- **Goal**
Only the number is wanted: count the lines that contain "Запросы".

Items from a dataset
● ● ●

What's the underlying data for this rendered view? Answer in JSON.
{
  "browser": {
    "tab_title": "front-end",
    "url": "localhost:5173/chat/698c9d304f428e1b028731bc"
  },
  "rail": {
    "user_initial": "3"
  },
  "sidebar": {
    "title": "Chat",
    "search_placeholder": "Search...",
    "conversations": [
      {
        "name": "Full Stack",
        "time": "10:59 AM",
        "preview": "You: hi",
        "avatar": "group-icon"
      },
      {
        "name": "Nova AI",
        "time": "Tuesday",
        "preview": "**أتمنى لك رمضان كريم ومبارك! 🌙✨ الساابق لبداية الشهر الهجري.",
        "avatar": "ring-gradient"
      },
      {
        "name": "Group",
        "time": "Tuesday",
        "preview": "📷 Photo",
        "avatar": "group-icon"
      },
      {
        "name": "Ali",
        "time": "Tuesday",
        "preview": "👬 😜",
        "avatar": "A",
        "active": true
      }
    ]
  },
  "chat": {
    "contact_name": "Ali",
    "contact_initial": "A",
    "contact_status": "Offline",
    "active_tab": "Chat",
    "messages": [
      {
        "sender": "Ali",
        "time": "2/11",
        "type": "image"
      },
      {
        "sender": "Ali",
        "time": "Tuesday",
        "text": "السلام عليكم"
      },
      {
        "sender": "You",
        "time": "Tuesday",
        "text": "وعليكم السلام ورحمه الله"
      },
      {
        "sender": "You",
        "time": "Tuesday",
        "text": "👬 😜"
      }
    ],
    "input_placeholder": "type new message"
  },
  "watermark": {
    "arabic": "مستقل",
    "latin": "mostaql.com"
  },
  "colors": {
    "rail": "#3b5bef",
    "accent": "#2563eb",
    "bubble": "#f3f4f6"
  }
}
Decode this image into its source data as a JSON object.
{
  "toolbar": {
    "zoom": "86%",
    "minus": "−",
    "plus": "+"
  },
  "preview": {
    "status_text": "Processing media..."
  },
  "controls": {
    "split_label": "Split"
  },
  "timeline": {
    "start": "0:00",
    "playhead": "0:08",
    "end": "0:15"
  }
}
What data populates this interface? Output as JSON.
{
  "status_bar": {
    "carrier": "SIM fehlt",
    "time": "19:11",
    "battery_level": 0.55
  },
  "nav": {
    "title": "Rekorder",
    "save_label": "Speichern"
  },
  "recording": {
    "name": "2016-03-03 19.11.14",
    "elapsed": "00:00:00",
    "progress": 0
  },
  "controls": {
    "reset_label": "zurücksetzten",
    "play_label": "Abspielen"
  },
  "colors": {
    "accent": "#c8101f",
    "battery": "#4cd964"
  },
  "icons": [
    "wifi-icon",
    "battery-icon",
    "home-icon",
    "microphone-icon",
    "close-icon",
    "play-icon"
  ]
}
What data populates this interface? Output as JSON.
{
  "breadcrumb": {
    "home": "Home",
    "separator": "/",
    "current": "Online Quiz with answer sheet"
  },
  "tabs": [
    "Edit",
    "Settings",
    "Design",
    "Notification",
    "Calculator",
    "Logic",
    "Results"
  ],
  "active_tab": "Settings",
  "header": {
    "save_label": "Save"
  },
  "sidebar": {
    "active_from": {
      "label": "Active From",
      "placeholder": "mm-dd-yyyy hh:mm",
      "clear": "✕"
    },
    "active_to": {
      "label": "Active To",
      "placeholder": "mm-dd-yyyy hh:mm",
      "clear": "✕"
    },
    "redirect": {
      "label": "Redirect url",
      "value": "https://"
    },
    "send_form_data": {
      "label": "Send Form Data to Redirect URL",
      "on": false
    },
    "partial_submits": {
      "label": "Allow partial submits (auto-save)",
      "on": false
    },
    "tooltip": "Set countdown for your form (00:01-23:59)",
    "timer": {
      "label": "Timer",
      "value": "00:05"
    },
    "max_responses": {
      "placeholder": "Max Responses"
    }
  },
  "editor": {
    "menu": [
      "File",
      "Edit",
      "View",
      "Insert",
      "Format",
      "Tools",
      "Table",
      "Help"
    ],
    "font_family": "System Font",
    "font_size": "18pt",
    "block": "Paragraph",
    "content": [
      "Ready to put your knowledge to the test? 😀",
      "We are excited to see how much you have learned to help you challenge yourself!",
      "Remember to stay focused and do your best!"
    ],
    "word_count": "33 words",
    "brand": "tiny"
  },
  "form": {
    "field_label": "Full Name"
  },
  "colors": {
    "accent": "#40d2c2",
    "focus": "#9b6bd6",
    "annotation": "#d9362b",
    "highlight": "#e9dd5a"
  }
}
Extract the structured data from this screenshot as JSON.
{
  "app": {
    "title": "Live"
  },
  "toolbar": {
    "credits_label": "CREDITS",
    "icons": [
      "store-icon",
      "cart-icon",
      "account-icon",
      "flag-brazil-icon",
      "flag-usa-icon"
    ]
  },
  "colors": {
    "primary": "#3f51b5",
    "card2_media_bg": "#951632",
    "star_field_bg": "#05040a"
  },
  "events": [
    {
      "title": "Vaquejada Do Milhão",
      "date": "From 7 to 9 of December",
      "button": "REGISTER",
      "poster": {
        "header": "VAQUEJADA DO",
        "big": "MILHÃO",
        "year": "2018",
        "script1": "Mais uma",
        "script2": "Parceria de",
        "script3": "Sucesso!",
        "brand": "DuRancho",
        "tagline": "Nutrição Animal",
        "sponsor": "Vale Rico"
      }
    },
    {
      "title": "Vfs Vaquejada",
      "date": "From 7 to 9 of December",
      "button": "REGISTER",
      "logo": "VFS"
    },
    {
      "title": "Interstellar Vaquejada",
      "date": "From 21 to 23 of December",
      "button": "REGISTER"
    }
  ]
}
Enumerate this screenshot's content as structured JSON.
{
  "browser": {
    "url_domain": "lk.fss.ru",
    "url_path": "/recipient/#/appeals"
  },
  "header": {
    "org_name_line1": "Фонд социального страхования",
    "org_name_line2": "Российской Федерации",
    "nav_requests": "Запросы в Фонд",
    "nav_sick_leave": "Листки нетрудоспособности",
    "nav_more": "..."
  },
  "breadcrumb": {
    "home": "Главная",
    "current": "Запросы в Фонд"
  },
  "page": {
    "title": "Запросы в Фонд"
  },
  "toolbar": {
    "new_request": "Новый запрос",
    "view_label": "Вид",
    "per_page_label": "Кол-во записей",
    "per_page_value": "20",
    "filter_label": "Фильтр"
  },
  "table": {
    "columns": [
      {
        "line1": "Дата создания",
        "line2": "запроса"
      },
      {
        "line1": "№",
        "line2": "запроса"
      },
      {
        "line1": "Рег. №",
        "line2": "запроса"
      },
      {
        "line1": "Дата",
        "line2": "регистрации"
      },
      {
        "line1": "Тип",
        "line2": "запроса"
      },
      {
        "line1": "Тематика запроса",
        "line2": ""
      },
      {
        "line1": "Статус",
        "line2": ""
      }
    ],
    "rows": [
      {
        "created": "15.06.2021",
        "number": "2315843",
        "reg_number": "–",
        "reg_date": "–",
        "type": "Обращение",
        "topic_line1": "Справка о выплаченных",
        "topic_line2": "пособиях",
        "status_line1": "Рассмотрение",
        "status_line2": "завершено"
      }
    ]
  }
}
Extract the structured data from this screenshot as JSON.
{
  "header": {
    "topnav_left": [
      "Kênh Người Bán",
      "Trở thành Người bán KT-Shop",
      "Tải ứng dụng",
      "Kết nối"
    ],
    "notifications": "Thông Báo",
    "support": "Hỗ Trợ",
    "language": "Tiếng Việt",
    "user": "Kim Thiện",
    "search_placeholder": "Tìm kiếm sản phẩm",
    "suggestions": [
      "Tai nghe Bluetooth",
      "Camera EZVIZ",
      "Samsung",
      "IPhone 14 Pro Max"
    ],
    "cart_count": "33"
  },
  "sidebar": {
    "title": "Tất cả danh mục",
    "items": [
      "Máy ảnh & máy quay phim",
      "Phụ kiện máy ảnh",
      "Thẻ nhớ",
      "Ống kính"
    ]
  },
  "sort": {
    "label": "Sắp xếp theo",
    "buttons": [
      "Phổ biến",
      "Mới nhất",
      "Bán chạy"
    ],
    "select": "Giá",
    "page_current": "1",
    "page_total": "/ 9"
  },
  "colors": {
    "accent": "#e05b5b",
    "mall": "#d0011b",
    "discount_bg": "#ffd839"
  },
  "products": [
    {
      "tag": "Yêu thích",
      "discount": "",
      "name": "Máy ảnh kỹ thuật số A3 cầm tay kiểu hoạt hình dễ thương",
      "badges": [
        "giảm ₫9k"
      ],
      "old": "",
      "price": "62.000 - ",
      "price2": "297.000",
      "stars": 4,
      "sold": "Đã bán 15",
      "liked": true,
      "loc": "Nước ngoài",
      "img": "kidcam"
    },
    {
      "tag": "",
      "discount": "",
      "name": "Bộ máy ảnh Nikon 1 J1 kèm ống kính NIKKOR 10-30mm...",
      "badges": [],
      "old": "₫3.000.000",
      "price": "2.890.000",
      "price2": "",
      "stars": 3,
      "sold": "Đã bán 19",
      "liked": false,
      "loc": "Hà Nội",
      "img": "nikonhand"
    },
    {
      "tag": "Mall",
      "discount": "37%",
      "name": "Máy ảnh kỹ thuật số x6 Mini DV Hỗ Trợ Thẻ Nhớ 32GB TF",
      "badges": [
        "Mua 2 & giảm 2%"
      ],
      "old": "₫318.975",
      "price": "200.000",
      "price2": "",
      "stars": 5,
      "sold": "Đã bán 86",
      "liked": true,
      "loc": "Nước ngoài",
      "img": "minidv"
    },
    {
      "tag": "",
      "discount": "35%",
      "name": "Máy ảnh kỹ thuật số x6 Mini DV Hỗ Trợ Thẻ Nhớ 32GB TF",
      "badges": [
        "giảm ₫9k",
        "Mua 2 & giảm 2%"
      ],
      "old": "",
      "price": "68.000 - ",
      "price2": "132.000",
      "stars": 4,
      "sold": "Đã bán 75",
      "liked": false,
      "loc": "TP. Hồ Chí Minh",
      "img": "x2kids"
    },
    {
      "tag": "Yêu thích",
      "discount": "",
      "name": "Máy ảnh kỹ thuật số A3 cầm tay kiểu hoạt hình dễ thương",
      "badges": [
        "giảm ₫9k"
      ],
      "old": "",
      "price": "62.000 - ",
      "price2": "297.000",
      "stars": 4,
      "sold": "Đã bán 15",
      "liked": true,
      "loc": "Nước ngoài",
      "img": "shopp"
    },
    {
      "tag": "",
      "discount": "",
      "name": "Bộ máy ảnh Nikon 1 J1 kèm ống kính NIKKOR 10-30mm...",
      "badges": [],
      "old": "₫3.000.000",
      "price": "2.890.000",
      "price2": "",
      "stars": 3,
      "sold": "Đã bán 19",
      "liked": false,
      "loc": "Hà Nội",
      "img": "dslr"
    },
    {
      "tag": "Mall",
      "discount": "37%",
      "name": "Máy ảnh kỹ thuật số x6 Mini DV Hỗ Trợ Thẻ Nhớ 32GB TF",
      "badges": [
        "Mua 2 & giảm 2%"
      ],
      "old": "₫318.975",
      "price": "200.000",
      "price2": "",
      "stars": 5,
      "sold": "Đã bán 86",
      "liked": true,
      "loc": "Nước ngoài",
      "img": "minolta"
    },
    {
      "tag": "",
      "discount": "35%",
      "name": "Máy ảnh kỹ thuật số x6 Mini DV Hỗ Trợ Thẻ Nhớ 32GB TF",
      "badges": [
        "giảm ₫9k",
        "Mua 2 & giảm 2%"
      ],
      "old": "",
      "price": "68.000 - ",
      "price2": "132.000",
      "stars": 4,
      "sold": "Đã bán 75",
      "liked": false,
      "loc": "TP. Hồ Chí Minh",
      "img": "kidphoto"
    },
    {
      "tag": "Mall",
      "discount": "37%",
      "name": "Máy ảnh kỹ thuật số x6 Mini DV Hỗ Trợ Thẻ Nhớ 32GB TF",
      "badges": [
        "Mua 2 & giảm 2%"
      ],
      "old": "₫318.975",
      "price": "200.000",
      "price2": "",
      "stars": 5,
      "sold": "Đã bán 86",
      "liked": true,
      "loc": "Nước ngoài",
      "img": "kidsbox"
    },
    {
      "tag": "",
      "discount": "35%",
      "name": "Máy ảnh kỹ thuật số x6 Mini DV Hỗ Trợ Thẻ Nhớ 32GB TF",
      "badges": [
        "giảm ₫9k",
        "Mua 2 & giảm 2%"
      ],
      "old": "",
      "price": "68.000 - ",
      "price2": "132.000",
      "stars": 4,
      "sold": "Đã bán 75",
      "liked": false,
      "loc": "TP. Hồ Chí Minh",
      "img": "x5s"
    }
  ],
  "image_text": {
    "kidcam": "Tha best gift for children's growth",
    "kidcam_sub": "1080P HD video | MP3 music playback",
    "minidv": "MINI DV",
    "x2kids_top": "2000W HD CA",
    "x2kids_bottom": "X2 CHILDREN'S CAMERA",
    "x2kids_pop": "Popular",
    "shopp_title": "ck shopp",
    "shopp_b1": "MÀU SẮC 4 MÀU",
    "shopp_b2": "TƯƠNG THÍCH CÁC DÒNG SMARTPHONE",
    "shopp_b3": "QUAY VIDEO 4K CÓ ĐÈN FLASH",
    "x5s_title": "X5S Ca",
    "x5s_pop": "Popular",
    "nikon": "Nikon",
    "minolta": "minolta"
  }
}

● ● ●

- **Task answer**
3